* Actions to take:
**1.** In the passage on Medium's technology, what is the name of the internal tool Medium built for job scheduling, data dependencies, and monitoring?
**2.** List every section heading in the passage on Medium's technology.
**3.** From the passage on Medium's technology, write out the part starting with "Medium’s image servers" and going on through "HAProxy dedicated servers.".

* Text passage:
▼

Medium database solutions

In spite of some performance issues, Medium is still using DynamoDB as the primary database, in front of which they applied Redis for cash clusters. But, they are slowly moving towards Amazon’s Aurora, an SQL database replacement solution. For entities relations such as people, posts, and tags management which connects with the Recommends function, they use Neo4J.

Medium data management platforms

Medium is a prime example of how important data management and good architecture are from the start. Since they launched, Medium focused on collecting data and have invested heavily in analytics. Currently, they use Amazon’s Redshift for their data warehouse into which they constantly import information from DynamoDB such as users and posts as well as event logs, like viewed posts from S3. And to help with data going in and out of Redshift they use Apache Spark along with traditional SQL queries.

 

Medium also built its own internal tool for managing job scheduling, data dependencies, and monitoring, which is called Conduit. And to keep everything in sync – the distributed system in sync, including mobile apps, web service, and data warehouse – they use Protocol Buffers.

 

Medium image managements and text shots

Medium’s image servers are now written in Go and use GroupCache for serving on-demand processed images, reduced duplicated work, and design flexibility. For the TextShots feature, Medium uses Go-based servers with a PhantomJS interface for the rendering process.

 

Medium custom domains

Custom domains are a service provided by Medium that basically turns the platform into a CMS. So instead of a link like medium.com/@example, users have their own brand there. The setup itself takes a bit of manual work, but Medium automated a large part of the process. Certifications and publication linking are handled by HAProxy dedicated servers.

Medium Frontend technology

For Frontend, Medium continues to rely on Closure, but now they have their own Single Page Application (SPA) framework based on the technology. However, they are still using Closure templates for rendering and the Closure compilers for code minifying and module splitting.

▲

* The data:
▼

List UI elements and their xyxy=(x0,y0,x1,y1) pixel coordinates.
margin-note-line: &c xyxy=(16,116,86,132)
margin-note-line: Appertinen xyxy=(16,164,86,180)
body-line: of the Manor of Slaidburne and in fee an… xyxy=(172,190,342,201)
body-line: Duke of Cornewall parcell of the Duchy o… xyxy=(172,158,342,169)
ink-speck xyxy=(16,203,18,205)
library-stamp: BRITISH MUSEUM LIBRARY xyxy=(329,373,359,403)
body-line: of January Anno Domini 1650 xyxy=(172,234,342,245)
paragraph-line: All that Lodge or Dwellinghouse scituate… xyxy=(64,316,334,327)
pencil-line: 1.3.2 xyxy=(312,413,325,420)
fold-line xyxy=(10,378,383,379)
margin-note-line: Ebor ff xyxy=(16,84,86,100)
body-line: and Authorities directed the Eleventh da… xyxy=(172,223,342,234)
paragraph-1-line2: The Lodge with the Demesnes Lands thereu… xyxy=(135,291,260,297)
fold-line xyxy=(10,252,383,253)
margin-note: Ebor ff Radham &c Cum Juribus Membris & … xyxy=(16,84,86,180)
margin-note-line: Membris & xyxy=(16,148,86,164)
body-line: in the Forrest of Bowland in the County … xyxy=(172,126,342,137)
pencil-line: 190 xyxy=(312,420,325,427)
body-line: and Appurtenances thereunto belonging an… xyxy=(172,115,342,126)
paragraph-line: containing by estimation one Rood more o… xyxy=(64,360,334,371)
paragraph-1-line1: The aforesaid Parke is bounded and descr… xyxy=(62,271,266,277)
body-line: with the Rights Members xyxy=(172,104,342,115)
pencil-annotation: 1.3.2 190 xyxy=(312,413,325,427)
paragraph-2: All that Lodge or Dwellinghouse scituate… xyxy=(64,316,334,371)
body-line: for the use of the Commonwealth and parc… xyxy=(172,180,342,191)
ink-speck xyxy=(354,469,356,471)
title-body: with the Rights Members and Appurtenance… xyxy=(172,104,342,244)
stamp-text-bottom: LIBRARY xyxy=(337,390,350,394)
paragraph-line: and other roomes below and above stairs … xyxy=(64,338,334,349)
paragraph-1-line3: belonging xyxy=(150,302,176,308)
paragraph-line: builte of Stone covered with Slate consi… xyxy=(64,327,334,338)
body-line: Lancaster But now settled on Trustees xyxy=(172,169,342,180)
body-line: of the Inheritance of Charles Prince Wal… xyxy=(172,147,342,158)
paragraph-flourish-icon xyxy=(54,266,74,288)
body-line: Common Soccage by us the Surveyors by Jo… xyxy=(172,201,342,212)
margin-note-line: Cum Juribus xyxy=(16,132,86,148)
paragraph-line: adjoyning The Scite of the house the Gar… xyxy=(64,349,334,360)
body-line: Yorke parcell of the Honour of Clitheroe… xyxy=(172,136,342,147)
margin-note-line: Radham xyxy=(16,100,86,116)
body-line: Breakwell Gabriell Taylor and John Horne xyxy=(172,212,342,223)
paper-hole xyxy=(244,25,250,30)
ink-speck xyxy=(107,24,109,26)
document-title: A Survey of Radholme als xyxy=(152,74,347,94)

▲

* Solved tasks:
**1.** Conduit

**2.**
Medium database solutions
Medium data management platforms
Medium image managements and text shots
Medium custom domains
Medium Frontend technology

**3.**
Medium’s image servers are now written in Go and use GroupCache for serving on-demand processed images, reduced duplicated work, and design flexibility. For the TextShots feature, Medium uses Go-based servers with a PhantomJS interface for the rendering process.

 

Medium custom domains

Custom domains are a service provided by Medium that basically turns the platform into a CMS. So instead of a link like medium.com/@example, users have their own brand there. The setup itself takes a bit of manual work, but Medium automated a large part of the process. Certifications and publication linking are handled by HAProxy dedicated servers.